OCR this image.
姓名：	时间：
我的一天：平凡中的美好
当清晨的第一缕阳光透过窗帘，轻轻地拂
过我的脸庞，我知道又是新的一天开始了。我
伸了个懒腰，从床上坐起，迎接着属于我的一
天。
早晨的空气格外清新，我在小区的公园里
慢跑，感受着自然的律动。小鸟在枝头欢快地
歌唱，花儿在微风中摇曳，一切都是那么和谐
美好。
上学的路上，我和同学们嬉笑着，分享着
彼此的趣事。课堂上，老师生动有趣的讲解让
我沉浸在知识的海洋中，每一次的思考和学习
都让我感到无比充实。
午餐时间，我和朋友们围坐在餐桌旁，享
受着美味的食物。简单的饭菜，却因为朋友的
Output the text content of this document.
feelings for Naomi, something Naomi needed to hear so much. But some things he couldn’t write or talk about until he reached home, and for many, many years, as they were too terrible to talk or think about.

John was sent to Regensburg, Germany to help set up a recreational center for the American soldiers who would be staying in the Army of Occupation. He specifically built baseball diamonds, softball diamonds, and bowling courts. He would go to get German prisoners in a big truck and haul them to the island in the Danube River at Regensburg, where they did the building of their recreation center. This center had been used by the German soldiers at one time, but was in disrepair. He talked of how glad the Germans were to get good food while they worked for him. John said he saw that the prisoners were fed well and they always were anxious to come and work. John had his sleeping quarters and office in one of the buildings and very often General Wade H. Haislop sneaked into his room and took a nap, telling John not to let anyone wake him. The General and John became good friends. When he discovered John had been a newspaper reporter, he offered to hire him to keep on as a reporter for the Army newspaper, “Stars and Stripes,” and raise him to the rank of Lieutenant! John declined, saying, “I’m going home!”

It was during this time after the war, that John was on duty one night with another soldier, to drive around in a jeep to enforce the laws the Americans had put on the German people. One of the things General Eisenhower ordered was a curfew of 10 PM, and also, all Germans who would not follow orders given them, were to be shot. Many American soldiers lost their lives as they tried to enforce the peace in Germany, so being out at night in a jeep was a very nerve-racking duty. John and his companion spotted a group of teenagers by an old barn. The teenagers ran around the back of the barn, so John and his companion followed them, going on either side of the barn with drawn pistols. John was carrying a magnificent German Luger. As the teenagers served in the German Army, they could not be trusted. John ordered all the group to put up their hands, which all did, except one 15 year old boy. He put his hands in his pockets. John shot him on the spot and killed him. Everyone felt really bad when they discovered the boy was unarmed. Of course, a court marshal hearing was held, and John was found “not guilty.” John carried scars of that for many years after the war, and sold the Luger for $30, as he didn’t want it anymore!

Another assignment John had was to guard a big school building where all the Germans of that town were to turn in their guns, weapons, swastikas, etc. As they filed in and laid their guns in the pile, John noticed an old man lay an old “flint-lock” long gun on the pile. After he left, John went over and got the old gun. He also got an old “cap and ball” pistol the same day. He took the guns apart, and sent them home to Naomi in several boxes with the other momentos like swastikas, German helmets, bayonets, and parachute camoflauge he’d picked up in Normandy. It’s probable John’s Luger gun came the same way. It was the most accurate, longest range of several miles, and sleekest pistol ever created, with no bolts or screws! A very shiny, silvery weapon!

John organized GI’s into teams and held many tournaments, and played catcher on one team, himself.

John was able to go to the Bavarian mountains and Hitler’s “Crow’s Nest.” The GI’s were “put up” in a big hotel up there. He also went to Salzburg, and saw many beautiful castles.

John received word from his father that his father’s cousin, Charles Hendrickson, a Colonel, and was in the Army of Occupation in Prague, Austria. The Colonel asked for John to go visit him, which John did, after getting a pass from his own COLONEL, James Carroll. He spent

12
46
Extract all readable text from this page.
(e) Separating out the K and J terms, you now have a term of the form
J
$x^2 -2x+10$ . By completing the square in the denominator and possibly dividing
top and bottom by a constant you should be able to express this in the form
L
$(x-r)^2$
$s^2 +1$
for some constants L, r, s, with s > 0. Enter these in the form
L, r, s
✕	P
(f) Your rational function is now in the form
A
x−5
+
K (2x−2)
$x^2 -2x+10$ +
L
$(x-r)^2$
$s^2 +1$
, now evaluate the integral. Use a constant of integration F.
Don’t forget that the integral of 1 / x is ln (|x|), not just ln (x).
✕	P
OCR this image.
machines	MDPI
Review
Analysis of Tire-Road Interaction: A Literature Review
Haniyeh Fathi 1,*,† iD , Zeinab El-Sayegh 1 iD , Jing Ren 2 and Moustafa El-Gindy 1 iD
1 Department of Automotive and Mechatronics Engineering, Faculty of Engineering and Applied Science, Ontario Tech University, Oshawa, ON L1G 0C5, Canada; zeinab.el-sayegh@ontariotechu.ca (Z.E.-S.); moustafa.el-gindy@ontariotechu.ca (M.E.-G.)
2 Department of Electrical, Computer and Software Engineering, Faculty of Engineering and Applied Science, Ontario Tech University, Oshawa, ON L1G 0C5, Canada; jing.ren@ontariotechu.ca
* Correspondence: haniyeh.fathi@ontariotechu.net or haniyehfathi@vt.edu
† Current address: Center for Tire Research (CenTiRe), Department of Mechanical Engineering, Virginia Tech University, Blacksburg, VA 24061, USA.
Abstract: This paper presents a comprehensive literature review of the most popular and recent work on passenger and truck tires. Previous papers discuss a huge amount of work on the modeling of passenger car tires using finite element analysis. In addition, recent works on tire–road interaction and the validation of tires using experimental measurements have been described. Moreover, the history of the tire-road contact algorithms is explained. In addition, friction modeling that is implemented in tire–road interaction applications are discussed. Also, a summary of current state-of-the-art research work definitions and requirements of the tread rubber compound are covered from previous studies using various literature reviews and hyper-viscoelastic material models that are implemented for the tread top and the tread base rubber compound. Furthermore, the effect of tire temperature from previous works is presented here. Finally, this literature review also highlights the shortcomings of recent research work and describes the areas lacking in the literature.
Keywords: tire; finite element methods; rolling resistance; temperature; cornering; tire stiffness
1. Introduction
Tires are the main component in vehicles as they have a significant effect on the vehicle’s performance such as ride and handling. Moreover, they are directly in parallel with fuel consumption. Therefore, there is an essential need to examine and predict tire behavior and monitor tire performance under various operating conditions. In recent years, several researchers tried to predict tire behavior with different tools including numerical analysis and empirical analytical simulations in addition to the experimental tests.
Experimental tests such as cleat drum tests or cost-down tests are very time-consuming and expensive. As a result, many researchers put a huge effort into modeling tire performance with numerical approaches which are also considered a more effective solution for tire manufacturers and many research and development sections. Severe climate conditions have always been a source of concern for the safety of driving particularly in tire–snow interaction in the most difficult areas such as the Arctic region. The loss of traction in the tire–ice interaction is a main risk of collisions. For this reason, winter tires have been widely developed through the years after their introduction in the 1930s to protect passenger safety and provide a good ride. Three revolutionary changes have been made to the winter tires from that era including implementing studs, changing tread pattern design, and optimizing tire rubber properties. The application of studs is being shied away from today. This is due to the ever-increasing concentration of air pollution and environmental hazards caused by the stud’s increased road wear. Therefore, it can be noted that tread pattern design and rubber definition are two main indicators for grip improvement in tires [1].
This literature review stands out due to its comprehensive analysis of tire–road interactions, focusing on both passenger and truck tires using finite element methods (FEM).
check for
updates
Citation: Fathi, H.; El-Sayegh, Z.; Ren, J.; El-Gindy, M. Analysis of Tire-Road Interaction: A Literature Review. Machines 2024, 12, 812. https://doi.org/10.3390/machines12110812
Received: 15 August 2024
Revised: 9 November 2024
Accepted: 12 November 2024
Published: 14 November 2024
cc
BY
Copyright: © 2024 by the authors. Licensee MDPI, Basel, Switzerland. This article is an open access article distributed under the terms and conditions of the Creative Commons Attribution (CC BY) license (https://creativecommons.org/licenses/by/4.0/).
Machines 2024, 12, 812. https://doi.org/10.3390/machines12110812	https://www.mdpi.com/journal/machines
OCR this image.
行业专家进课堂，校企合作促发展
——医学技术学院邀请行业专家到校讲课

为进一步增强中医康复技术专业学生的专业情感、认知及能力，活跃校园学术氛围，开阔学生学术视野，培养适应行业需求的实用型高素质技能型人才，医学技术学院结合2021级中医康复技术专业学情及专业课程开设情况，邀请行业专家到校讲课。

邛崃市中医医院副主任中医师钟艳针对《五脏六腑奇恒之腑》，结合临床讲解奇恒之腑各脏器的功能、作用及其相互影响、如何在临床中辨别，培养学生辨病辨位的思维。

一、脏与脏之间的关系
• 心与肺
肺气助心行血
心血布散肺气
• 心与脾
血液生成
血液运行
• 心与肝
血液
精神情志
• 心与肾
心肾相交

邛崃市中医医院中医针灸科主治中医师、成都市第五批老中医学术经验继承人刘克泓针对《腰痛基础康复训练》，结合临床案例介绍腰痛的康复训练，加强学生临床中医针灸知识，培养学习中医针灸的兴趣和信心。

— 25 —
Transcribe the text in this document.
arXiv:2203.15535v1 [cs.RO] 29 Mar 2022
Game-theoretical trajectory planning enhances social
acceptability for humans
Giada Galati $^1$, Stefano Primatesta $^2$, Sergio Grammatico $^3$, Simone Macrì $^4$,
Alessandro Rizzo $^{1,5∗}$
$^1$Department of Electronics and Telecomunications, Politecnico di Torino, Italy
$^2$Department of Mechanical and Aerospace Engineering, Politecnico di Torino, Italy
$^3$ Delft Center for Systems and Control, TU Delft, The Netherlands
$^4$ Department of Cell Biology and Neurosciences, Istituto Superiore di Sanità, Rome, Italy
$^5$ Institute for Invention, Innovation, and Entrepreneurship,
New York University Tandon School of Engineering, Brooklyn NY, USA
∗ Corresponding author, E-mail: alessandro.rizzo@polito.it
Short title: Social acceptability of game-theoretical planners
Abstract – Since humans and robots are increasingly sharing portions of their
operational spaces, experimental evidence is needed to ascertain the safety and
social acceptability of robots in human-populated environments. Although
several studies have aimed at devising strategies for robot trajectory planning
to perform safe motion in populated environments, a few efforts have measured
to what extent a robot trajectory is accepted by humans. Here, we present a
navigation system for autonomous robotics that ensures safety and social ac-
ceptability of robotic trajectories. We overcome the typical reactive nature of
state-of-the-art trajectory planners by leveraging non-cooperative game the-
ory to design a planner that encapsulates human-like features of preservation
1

**AIM OF THE TASK**
Copy every line of the listing that includes the string "environments".

**FINAL ANSWER**
social acceptability of robots in human-populated environments. Although
to perform safe motion in populated environments, a few efforts have measured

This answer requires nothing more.